— begin Records for the task —
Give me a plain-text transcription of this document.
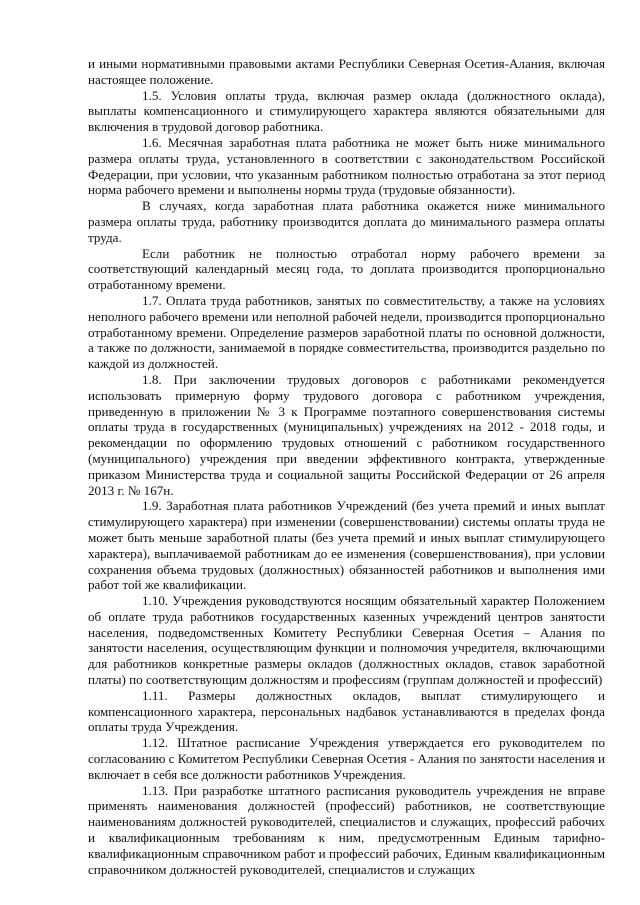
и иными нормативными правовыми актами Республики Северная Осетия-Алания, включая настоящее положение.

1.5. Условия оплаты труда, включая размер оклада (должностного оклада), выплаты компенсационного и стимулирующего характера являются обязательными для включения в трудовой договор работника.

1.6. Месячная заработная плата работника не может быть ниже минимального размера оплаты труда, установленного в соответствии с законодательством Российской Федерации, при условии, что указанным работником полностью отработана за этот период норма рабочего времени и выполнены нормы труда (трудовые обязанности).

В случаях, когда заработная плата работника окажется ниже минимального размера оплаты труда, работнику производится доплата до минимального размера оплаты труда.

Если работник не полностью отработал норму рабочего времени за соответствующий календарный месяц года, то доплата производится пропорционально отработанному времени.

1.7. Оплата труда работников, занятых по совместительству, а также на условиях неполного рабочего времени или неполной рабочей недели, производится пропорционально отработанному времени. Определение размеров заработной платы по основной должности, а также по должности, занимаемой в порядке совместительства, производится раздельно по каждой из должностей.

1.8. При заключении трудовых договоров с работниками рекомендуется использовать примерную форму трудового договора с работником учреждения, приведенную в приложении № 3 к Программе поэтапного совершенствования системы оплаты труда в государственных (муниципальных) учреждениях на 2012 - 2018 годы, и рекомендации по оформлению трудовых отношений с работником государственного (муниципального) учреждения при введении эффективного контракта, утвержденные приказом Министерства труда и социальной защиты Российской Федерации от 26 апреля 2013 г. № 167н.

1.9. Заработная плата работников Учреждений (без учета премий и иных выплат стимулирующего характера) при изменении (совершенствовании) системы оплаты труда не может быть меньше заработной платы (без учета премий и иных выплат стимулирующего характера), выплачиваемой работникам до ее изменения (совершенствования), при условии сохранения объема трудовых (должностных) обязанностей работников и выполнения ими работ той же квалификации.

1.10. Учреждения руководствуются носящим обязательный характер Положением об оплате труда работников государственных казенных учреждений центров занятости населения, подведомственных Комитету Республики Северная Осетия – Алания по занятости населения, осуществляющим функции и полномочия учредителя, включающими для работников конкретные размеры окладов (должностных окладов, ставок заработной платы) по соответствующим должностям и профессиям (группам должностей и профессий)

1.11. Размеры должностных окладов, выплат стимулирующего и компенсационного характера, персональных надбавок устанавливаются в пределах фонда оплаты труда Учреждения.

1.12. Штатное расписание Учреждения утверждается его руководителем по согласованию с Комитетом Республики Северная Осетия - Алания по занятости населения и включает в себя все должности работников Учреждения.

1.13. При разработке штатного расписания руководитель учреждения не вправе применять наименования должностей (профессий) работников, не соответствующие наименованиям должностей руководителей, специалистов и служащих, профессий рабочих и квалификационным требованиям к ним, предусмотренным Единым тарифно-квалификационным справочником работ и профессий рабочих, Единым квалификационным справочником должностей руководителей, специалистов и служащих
— end Records for the task —
— begin Records for the task —
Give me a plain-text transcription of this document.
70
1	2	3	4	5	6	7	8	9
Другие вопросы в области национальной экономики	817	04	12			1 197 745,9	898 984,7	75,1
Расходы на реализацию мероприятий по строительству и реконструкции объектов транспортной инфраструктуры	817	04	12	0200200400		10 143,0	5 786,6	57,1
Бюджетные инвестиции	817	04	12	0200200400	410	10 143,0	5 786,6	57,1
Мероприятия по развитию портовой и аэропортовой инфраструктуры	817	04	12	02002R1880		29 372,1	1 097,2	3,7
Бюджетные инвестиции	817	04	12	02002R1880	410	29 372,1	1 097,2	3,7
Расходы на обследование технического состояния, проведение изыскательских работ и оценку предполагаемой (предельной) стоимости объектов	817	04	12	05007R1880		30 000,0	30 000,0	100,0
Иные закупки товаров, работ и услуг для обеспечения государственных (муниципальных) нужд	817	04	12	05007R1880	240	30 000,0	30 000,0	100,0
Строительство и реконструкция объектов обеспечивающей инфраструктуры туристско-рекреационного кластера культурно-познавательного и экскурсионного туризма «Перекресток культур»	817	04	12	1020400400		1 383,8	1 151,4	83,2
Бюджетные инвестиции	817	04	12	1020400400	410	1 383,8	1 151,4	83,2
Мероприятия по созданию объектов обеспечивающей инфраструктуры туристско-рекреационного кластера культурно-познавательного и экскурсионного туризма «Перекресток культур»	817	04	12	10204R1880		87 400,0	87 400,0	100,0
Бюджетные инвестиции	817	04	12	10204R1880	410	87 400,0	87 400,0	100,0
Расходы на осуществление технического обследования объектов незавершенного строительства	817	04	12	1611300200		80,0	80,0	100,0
— end Records for the task —
▶ _Exercise aim_
Lines containing the word "культур" must all be returned from the material above.

▶ _In response_
Строительство и реконструкция объектов обеспечивающей инфраструктуры туристско-рекреационного кластера культурно-познавательного и экскурсионного туризма «Перекресток культур»	817	04	12	1020400400		1 383,8	1 151,4	83,2
Мероприятия по созданию объектов обеспечивающей инфраструктуры туристско-рекреационного кластера культурно-познавательного и экскурсионного туризма «Перекресток культур»	817	04	12	10204R1880		87 400,0	87 400,0	100,0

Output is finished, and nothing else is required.